• [Exercise requirements] Please transcribe the listing below in full and word for word, without its pictures.

[Dataset records]

--- --- ---

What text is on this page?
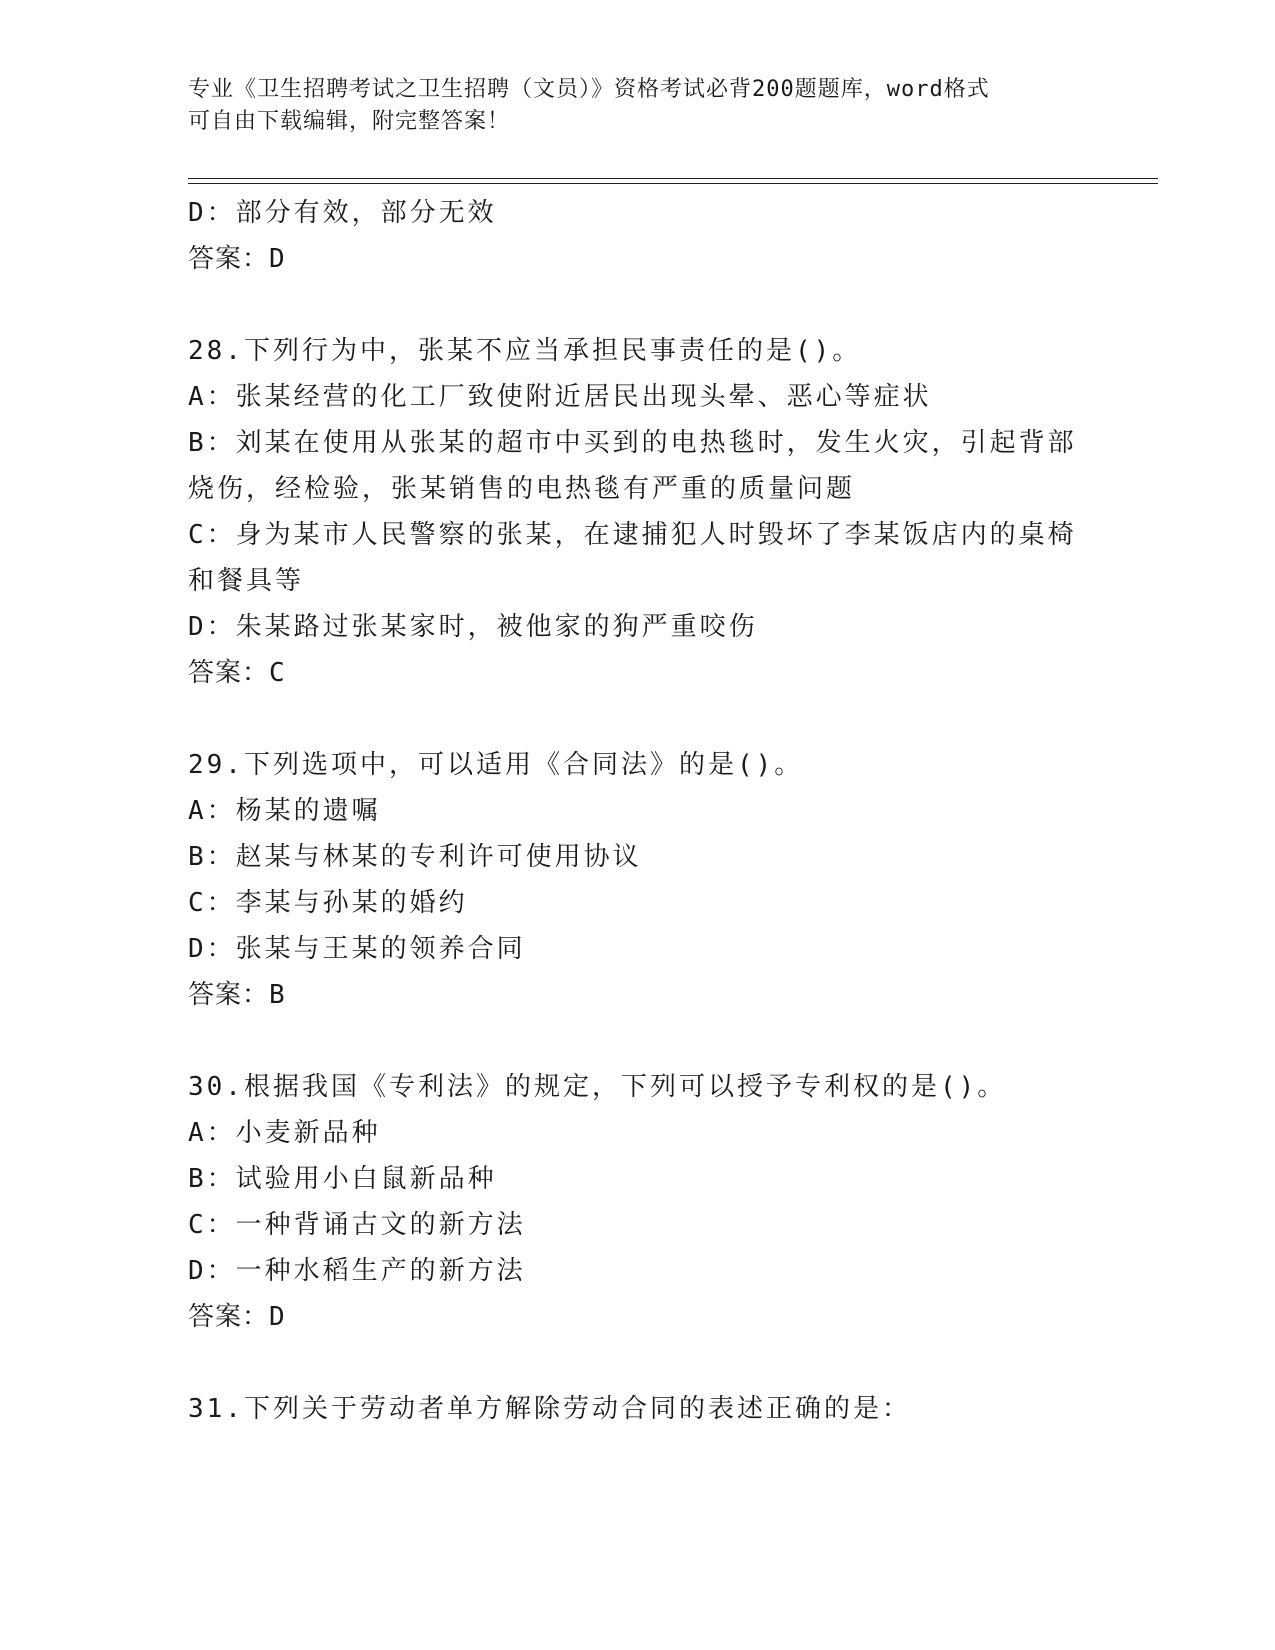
专业《卫生招聘考试之卫生招聘（文员）》资格考试必背200题题库，word格式
可自由下载编辑，附完整答案！
D：部分有效，部分无效
答案：D
28.下列行为中，张某不应当承担民事责任的是()。
A：张某经营的化工厂致使附近居民出现头晕、恶心等症状
B：刘某在使用从张某的超市中买到的电热毯时，发生火灾，引起背部烧伤，经检验，张某销售的电热毯有严重的质量问题
C：身为某市人民警察的张某，在逮捕犯人时毁坏了李某饭店内的桌椅和餐具等
D：朱某路过张某家时，被他家的狗严重咬伤
答案：C
29.下列选项中，可以适用《合同法》的是()。
A：杨某的遗嘱
B：赵某与林某的专利许可使用协议
C：李某与孙某的婚约
D：张某与王某的领养合同
答案：B
30.根据我国《专利法》的规定，下列可以授予专利权的是()。
A：小麦新品种
B：试验用小白鼠新品种
C：一种背诵古文的新方法
D：一种水稻生产的新方法
答案：D
31.下列关于劳动者单方解除劳动合同的表述正确的是：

--- --- ---

• [Task solution]
What text is on this page?
专业《卫生招聘考试之卫生招聘（文员）》资格考试必背200题题库，word格式
可自由下载编辑，附完整答案！
D：部分有效，部分无效
答案：D
28.下列行为中，张某不应当承担民事责任的是()。
A：张某经营的化工厂致使附近居民出现头晕、恶心等症状
B：刘某在使用从张某的超市中买到的电热毯时，发生火灾，引起背部烧伤，经检验，张某销售的电热毯有严重的质量问题
C：身为某市人民警察的张某，在逮捕犯人时毁坏了李某饭店内的桌椅和餐具等
D：朱某路过张某家时，被他家的狗严重咬伤
答案：C
29.下列选项中，可以适用《合同法》的是()。
A：杨某的遗嘱
B：赵某与林某的专利许可使用协议
C：李某与孙某的婚约
D：张某与王某的领养合同
答案：B
30.根据我国《专利法》的规定，下列可以授予专利权的是()。
A：小麦新品种
B：试验用小白鼠新品种
C：一种背诵古文的新方法
D：一种水稻生产的新方法
答案：D
31.下列关于劳动者单方解除劳动合同的表述正确的是：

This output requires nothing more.